Robotic exosuit could improve athletic performance
Image credit: The Wyss Institute at Harvard University
Harvard University scientists have designed a simple exosuit which acts as a second pair of hip extensor muscles and reduces the metabolic cost of running by more than five per cent. Their work could lead to new wearable technologies for athletes and consumers.
Running is a highly energy-intensive activity. While humans have become effective long-distance runners, researchers at the Harvard Biodesign Lab believed that our performance could be improved with the assistance of technology.
Exosuits and exoskeletons are wearable machines which allow the user to move with superhuman endurance and strength. They are used in rehabilitation to help seriously injured patients walk again and to help emergency workers move safely in dangerous environments. Military exoskeletons could help soldiers march further and faster while carrying heavy loads.
The new Harvard exosuit is a lightweight, tethered, textiles-based design which moves with the body. Flexible wires tethered to an external actuation unit are attached to the back of the thighs and the waist belt.
----
**Task directions**
Resume the piece on Harvard's running exosuit, picking up right after its last sentence about the flexible wires attached to the back of the thighs and the waist belt.
----
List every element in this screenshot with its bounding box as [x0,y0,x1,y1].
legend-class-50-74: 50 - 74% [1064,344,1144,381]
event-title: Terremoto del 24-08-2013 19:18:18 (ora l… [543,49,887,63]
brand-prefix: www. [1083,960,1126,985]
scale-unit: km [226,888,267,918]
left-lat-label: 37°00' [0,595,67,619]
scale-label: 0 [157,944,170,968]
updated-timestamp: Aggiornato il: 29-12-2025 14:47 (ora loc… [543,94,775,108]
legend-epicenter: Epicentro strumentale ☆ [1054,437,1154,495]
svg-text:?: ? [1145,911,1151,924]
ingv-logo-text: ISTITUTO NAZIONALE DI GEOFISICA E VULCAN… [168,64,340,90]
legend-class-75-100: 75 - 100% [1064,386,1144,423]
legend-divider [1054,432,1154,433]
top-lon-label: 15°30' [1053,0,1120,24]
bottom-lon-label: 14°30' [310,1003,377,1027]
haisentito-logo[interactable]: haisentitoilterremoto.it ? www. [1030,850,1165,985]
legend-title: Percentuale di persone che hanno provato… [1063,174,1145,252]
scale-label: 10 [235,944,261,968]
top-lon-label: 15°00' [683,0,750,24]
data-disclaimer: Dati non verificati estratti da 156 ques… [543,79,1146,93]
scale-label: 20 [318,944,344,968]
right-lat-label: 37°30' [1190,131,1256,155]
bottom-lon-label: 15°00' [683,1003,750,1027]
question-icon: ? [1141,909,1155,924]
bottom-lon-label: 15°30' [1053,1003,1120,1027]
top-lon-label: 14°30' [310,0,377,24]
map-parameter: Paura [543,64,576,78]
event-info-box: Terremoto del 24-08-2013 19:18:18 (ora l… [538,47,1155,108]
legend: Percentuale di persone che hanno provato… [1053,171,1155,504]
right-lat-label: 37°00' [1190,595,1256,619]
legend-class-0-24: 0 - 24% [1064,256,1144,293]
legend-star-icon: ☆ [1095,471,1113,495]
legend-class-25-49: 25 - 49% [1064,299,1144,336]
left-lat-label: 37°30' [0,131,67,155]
----
**Response area**
As the wearer begins to run, the actuation unit pulls on these wires, which apply force to the legs with each stride, essentially acting as a second pair of hip extensor muscles.
The researchers tested two patterns of wire-pulling, or “assistance profiles” to see which would support the wearer more effectively. The first pattern was based on human biology, applying a force at the point of maximum hip extension, while the other was based on simulations of exoskeleton-assisted running, and applied a force later in the stride.
They found that the simulation-inspired profile was much more effective. This assistance profile outperformed the biology-inspired assistance profile in reducing the metabolic cost by a factor of two, to 5.4 per cent.
This is the equivalent of making a standard 26.2 mile marathon feel like a 24.9 miles marathon.
“Our finding supports a paradigm shift towards the concept that mimicking our current understanding of biology is not necessarily always optimal,” they report in Science Robotics.
By observing the wearer’s other joints while running with the exosuit, the researchers found that the effective simulation-based profile affected knee extension and the forces between foot and ground, while the biology-based profile did not.
“The biological profile only takes into account the amount of torque in the hip joint, but the human body is not a series of independently acting parts,” said Dr Giuk Lee, who led the study. “Applying force to the hip affects the whole body system, and we need to consider that in order to give the best assistance.”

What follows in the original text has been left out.